- **EXERCISE INSTRUCTIONS**
Each line containing the word "Frankfurt" needs to be copied.

- **LISTED ENTRIES**
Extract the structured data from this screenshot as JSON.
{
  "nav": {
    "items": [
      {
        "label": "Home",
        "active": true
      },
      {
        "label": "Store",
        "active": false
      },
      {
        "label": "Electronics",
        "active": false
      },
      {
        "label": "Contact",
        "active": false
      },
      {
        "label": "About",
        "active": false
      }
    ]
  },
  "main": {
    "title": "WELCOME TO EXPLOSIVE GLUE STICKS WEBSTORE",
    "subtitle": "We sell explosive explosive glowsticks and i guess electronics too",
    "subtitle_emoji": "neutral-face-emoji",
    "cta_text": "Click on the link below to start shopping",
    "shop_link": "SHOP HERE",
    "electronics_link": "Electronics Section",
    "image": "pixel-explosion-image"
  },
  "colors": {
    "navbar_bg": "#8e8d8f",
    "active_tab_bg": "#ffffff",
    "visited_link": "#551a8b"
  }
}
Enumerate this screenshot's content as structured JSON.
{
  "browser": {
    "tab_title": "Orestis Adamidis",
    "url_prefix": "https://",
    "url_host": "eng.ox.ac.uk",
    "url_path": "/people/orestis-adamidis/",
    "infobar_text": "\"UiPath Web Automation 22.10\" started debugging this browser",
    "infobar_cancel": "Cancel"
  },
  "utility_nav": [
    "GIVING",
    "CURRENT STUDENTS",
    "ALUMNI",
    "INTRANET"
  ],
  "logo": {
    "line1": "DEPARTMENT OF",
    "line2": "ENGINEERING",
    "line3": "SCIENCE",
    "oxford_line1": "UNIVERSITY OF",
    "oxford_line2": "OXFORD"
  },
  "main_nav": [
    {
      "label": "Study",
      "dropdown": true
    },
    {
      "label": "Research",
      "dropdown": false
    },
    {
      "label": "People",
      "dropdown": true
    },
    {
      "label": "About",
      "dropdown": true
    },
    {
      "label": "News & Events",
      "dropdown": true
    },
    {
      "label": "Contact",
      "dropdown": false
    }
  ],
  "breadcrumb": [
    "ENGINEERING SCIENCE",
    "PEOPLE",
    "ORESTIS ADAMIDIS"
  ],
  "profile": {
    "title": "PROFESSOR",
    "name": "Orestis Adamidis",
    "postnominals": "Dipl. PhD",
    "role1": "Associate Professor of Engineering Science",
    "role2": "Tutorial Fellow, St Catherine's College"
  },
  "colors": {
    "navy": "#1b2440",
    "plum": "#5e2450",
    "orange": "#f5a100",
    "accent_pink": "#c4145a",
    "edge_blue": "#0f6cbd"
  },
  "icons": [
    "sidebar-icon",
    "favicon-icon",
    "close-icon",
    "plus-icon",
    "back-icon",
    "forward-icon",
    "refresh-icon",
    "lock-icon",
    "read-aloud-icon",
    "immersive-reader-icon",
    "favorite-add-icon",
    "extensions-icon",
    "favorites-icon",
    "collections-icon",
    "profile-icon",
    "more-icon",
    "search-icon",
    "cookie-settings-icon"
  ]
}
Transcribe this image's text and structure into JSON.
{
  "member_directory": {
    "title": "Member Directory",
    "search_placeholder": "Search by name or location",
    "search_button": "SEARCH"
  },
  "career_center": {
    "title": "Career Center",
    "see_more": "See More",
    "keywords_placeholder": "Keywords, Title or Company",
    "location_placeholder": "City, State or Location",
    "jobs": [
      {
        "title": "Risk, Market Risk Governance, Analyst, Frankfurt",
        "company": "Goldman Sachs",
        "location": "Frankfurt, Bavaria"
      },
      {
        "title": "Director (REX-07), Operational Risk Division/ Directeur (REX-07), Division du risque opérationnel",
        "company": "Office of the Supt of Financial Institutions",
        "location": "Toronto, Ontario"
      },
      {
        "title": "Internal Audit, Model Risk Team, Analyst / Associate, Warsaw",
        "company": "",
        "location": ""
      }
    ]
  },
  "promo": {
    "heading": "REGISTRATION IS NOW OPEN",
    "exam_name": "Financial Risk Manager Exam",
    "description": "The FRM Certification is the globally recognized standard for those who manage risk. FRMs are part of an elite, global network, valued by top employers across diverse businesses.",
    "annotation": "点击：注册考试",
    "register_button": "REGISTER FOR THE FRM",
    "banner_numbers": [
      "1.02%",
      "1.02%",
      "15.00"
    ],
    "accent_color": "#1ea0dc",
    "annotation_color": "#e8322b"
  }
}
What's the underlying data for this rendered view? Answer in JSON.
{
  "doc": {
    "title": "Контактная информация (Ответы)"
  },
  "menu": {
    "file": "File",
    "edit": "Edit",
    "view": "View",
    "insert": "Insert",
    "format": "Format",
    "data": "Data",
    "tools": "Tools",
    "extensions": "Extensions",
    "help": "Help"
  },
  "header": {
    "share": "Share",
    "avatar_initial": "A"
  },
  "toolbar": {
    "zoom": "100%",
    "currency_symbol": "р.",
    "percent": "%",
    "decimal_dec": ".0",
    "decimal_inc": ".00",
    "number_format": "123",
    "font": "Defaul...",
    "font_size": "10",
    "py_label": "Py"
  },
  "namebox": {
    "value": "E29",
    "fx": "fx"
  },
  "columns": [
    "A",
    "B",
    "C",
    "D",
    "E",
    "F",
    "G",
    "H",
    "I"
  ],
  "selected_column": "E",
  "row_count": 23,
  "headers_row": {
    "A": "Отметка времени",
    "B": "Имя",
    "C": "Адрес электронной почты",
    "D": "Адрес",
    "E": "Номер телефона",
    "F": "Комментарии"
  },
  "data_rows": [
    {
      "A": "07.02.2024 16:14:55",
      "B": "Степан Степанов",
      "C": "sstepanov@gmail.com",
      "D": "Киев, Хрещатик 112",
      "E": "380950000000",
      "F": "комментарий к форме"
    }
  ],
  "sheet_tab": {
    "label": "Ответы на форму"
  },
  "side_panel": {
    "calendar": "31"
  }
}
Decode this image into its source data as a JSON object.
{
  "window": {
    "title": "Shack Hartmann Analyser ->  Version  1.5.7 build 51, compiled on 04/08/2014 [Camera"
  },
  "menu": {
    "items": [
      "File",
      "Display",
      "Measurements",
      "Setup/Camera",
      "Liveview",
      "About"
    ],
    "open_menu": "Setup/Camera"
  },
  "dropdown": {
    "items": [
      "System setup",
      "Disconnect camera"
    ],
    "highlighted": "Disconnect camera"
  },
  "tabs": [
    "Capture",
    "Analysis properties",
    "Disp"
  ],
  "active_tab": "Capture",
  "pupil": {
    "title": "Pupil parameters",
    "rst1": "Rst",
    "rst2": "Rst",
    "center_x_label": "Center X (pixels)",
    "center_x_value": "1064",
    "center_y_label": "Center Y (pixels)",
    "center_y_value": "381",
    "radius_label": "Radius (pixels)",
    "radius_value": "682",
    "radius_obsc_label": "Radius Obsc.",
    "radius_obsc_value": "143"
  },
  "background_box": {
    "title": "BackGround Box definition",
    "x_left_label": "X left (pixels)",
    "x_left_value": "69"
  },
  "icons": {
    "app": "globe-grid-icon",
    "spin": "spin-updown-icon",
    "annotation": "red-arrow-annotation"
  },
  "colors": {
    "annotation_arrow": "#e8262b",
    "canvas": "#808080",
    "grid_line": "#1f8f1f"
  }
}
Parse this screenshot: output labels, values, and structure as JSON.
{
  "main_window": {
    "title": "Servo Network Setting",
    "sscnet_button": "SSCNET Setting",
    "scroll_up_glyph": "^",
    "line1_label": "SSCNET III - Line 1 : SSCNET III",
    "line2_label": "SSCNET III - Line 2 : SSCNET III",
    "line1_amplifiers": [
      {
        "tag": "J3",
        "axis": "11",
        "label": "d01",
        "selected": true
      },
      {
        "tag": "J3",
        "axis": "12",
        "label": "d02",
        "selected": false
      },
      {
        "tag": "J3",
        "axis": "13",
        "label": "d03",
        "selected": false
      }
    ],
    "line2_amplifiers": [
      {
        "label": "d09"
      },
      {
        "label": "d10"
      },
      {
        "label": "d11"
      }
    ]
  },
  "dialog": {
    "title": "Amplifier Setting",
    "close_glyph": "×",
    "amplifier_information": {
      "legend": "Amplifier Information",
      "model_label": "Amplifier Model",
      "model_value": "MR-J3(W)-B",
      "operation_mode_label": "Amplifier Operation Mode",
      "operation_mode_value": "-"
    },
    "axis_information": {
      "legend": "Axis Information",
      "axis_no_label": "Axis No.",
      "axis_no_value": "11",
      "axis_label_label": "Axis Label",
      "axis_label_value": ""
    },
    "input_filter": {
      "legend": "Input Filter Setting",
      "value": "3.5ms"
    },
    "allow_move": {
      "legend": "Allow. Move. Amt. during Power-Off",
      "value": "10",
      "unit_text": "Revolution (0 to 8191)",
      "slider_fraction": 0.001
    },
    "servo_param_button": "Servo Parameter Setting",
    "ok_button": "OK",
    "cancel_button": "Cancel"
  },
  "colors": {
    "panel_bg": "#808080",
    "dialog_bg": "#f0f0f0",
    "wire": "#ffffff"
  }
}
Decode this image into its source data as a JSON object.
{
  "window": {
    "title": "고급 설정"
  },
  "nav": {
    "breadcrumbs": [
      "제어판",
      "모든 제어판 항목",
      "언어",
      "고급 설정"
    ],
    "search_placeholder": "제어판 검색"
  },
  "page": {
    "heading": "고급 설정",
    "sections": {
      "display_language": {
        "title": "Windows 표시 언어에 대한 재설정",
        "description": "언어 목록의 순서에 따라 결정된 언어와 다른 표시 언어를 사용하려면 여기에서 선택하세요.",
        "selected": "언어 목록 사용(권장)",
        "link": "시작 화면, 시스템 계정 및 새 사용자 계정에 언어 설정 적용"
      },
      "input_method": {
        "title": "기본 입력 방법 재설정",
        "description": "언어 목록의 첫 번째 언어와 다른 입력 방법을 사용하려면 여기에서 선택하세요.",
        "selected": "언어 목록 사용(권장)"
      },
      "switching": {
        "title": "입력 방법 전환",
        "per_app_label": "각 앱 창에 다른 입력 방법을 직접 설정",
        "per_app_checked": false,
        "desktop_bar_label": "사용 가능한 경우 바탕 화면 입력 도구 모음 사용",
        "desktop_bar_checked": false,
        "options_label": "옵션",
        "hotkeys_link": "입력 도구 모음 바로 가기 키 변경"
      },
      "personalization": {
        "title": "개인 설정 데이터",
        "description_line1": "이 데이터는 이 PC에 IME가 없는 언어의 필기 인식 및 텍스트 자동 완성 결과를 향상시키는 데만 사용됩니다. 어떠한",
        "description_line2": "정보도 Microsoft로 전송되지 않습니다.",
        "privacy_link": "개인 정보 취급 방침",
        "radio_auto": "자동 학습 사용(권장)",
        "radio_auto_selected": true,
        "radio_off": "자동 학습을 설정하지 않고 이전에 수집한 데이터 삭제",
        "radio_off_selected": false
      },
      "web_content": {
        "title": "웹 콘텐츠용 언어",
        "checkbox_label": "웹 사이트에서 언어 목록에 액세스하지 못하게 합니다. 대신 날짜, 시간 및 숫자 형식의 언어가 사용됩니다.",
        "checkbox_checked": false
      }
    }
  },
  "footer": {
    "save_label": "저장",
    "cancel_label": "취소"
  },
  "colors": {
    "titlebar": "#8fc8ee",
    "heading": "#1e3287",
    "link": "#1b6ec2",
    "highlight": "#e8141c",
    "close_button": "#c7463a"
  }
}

- **THE REPLY**
        "title": "Risk, Market Risk Governance, Analyst, Frankfurt",
        "location": "Frankfurt, Bavaria"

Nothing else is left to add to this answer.